● GOAL OF THE EXERCISE
Copy all records verbatim.

(begin)

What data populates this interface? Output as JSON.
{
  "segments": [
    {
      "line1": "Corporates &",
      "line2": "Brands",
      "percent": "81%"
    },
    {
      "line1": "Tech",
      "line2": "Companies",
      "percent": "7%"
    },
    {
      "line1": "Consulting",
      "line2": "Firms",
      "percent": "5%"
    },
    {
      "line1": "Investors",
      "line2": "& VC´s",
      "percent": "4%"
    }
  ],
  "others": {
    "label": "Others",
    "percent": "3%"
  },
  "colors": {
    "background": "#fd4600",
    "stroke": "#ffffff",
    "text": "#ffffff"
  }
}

(end)

● TASK ANSWER
What data populates this interface? Output as JSON.
{
  "segments": [
    {
      "line1": "Corporates &",
      "line2": "Brands",
      "percent": "81%"
    },
    {
      "line1": "Tech",
      "line2": "Companies",
      "percent": "7%"
    },
    {
      "line1": "Consulting",
      "line2": "Firms",
      "percent": "5%"
    },
    {
      "line1": "Investors",
      "line2": "& VC´s",
      "percent": "4%"
    }
  ],
  "others": {
    "label": "Others",
    "percent": "3%"
  },
  "colors": {
    "background": "#fd4600",
    "stroke": "#ffffff",
    "text": "#ffffff"
  }
}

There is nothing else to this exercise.